• [THE DATA]
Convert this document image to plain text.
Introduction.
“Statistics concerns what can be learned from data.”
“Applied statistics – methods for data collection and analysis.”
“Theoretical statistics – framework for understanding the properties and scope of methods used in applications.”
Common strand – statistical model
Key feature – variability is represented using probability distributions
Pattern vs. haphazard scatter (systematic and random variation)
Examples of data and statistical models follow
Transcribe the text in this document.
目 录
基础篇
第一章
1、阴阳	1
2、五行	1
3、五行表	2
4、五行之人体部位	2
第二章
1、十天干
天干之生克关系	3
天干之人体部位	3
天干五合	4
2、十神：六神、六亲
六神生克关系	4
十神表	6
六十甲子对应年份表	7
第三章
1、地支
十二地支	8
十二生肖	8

• [WHAT NEEDS TO BE DONE] Take the lines above and retype all of them exactly.

• [TASK RESPONSE]
Convert this document image to plain text.
Introduction.
“Statistics concerns what can be learned from data.”
“Applied statistics – methods for data collection and analysis.”
“Theoretical statistics – framework for understanding the properties and scope of methods used in applications.”
Common strand – statistical model
Key feature – variability is represented using probability distributions
Pattern vs. haphazard scatter (systematic and random variation)
Examples of data and statistical models follow
Transcribe the text in this document.
目 录
基础篇
第一章
1、阴阳	1
2、五行	1
3、五行表	2
4、五行之人体部位	2
第二章
1、十天干
天干之生克关系	3
天干之人体部位	3
天干五合	4
2、十神：六神、六亲
六神生克关系	4
十神表	6
六十甲子对应年份表	7
第三章
1、地支
十二地支	8
十二生肖	8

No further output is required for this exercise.